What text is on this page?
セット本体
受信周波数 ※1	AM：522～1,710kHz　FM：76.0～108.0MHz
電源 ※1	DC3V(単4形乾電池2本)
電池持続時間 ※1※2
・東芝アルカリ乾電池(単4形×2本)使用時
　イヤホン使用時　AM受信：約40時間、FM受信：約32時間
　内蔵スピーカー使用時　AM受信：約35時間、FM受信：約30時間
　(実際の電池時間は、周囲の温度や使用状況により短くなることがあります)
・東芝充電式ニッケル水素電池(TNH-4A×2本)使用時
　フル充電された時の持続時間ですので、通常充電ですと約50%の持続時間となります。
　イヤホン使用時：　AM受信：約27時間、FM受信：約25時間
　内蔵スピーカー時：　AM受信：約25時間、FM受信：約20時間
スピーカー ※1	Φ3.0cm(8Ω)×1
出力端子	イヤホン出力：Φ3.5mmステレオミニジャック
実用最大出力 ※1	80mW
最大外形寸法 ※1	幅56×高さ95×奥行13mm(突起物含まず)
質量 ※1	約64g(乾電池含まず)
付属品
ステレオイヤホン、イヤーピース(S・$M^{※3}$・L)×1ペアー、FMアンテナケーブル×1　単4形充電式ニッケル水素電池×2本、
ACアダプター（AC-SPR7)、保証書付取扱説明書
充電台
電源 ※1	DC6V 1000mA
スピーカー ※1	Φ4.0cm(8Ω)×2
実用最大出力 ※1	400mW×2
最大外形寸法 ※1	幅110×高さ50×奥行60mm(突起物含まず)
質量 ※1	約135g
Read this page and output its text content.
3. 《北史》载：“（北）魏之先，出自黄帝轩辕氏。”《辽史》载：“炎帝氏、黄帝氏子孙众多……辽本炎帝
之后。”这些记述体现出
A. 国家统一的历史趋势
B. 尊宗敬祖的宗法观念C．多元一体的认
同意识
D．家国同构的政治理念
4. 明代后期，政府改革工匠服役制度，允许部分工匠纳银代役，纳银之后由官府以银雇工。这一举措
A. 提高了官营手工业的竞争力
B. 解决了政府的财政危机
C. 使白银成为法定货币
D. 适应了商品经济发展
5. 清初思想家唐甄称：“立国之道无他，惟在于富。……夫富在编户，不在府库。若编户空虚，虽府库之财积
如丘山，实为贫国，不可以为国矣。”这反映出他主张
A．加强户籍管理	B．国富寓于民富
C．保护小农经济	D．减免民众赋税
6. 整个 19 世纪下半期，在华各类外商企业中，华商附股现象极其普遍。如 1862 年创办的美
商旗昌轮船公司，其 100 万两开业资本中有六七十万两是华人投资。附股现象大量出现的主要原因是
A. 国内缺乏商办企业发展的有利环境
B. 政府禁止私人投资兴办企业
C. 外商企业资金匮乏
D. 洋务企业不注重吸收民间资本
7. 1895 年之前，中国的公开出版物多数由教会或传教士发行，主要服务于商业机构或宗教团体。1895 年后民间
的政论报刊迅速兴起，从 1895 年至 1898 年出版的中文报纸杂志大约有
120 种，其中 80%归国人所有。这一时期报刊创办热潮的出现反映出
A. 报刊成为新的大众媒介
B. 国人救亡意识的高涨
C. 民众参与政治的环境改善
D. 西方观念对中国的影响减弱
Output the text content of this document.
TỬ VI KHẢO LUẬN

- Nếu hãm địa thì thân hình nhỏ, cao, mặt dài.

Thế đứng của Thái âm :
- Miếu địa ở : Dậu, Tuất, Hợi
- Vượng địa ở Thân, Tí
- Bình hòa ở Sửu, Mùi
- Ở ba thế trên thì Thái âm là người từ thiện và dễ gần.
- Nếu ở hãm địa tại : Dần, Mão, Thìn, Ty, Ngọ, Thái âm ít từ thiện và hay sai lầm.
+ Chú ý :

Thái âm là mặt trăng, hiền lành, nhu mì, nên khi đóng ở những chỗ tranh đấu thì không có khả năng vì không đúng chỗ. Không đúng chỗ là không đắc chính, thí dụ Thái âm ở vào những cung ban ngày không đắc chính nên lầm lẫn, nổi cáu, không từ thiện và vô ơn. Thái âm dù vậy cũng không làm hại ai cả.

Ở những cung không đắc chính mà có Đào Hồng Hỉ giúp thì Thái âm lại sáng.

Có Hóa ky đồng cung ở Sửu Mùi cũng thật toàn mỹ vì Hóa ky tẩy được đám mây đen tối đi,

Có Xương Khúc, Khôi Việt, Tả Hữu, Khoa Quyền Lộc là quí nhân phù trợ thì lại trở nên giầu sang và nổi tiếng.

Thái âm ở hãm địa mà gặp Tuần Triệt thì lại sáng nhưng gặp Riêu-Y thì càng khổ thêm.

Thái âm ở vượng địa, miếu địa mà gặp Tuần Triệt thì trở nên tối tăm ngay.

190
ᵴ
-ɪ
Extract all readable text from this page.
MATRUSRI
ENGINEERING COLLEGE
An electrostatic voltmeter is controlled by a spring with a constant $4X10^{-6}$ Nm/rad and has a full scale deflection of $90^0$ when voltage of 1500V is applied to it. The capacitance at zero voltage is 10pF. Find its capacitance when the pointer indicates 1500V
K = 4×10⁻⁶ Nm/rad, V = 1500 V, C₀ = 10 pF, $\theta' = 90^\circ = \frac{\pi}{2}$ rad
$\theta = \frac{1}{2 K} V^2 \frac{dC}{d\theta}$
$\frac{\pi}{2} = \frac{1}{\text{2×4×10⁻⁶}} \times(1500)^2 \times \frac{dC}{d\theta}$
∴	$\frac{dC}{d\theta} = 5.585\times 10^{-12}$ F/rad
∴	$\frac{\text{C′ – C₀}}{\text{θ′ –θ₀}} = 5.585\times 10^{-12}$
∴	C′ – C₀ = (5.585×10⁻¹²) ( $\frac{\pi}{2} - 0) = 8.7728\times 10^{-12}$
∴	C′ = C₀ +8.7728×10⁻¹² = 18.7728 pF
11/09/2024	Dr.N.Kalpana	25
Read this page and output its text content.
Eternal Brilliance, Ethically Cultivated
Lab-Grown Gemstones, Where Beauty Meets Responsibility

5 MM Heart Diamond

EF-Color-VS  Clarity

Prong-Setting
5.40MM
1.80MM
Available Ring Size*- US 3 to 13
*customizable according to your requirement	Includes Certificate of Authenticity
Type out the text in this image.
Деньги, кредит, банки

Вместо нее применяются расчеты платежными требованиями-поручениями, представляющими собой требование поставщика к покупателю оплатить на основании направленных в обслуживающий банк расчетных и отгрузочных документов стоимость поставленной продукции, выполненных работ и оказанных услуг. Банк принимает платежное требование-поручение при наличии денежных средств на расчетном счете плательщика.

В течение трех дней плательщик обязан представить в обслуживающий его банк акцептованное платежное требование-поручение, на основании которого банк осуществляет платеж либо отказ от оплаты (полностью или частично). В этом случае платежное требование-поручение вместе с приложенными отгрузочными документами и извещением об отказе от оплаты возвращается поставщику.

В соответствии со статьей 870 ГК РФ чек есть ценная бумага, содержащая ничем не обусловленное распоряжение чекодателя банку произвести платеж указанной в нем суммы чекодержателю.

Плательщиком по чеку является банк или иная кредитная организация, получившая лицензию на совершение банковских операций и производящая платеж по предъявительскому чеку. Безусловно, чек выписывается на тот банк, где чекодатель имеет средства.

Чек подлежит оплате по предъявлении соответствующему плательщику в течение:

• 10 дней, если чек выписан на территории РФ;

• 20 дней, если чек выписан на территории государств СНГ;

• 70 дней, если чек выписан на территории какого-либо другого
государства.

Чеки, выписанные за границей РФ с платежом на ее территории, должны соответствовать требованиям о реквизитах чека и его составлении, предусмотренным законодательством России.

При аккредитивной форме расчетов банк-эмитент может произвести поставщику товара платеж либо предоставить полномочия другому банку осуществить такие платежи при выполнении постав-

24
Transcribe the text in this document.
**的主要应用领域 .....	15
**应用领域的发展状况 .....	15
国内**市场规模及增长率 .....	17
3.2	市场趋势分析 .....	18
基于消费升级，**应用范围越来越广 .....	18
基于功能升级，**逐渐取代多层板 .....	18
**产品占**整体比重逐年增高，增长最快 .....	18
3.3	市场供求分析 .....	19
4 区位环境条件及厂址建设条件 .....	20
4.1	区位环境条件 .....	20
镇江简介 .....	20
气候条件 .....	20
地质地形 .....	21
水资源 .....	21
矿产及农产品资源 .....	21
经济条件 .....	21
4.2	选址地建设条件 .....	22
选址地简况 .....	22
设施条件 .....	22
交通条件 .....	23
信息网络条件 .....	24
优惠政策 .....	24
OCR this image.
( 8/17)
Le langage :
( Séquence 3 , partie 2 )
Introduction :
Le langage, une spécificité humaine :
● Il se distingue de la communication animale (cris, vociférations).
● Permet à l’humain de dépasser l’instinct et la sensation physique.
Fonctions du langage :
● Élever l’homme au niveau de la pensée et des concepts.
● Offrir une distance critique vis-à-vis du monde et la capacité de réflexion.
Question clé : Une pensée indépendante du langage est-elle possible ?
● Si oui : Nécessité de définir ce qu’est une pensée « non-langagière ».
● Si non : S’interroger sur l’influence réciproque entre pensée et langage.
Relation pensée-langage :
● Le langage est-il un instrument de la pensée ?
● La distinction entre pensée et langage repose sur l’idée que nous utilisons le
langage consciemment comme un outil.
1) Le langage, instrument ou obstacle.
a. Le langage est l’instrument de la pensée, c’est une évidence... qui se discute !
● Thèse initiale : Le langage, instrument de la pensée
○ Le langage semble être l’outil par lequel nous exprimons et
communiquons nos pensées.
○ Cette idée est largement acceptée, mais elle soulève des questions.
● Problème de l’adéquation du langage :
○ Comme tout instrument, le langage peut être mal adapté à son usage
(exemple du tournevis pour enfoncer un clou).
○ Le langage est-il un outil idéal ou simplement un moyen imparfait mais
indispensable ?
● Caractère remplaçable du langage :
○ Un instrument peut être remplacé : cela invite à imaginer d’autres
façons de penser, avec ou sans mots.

========

» **Work required**
Among the records above, find each line holding the string "дней" and pull it out.

» **Finished task**
В течение трех дней плательщик обязан представить в обслуживающий его банк акцептованное платежное требование-поручение, на основании которого банк осуществляет платеж либо отказ от оплаты (полностью или частично). В этом случае платежное требование-поручение вместе с приложенными отгрузочными документами и извещением об отказе от оплаты возвращается поставщику.
• 10 дней, если чек выписан на территории РФ;
• 20 дней, если чек выписан на территории государств СНГ;
• 70 дней, если чек выписан на территории какого-либо другого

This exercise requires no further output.